## Task details
Where does the string "Company" appear? Copy every line of the entries below that holds it.

## Provided entries
# # #

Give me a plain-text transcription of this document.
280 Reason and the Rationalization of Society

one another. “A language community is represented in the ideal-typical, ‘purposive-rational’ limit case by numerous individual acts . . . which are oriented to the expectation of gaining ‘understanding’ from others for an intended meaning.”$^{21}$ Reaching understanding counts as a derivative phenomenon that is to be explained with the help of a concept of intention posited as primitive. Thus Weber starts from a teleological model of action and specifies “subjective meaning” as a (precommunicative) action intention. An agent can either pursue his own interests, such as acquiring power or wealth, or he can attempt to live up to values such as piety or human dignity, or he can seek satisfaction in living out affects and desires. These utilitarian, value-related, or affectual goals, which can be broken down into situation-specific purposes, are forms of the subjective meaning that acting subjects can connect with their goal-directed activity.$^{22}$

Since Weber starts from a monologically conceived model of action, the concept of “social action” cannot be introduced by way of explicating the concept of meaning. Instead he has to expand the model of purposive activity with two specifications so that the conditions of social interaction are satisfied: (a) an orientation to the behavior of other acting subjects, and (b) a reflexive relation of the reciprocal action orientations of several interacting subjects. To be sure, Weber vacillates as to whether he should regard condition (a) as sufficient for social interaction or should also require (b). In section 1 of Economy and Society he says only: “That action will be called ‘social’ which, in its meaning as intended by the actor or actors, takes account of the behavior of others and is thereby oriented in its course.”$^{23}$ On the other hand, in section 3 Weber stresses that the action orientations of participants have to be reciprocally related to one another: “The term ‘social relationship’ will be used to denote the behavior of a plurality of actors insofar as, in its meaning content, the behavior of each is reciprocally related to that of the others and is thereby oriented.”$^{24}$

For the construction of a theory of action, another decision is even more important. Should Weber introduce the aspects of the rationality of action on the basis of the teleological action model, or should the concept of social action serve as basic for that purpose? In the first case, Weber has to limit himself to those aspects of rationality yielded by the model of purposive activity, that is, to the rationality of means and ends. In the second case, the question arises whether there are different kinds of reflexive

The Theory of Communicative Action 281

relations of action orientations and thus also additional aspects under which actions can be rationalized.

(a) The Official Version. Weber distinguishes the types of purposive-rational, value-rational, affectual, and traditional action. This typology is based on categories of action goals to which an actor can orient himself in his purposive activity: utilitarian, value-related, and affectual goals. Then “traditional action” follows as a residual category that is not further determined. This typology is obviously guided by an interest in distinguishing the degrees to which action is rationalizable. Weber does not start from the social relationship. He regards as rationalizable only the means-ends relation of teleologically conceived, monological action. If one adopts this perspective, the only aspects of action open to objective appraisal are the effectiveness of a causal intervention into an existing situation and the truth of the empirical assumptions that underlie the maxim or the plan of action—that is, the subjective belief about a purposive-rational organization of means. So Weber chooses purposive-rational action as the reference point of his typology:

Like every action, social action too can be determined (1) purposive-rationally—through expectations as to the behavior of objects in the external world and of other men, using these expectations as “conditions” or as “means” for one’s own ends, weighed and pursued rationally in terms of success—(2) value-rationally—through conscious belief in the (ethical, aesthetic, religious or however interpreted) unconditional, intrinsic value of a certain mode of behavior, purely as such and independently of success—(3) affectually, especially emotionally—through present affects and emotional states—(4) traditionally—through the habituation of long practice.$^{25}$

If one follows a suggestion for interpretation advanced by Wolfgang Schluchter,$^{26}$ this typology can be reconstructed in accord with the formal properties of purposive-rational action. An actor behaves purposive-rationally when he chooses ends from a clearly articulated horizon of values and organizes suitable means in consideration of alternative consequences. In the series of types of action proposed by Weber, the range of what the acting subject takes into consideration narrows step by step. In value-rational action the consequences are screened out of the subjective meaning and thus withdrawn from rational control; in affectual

# # #

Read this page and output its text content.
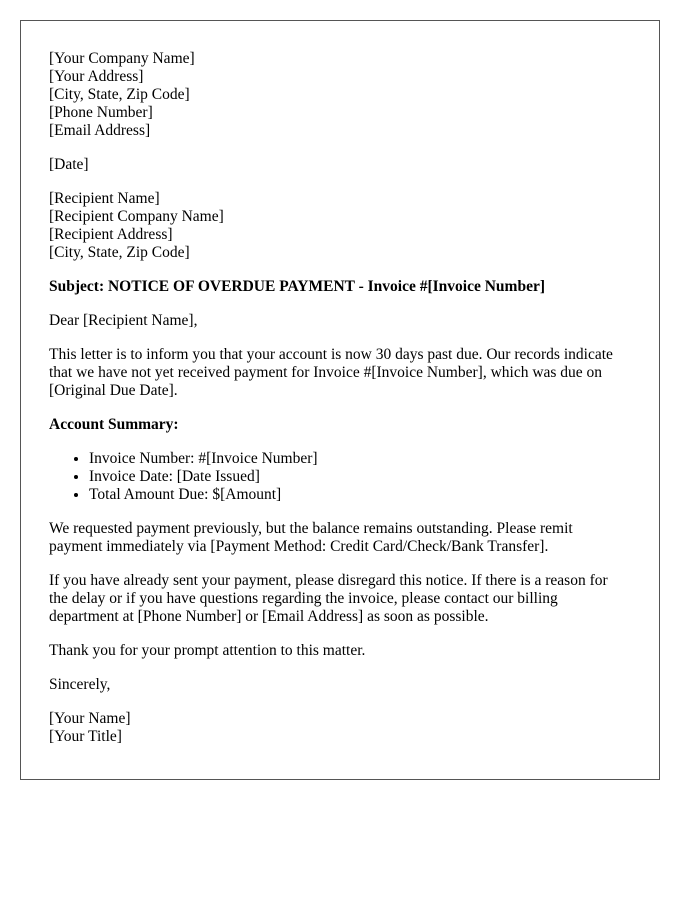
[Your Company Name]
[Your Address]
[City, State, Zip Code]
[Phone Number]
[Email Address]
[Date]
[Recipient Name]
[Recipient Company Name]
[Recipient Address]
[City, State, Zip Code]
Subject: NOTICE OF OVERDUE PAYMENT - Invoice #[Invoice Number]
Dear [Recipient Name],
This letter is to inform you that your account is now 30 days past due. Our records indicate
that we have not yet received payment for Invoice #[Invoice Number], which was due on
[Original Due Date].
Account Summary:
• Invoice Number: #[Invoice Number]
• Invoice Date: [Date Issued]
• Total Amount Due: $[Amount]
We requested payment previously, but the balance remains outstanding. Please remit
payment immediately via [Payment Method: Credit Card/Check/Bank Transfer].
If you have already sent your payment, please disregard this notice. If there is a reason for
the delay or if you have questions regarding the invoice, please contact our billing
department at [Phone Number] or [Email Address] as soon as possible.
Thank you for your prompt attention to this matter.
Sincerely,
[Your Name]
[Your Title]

# # #

## Final result
[Your Company Name]
[Recipient Company Name]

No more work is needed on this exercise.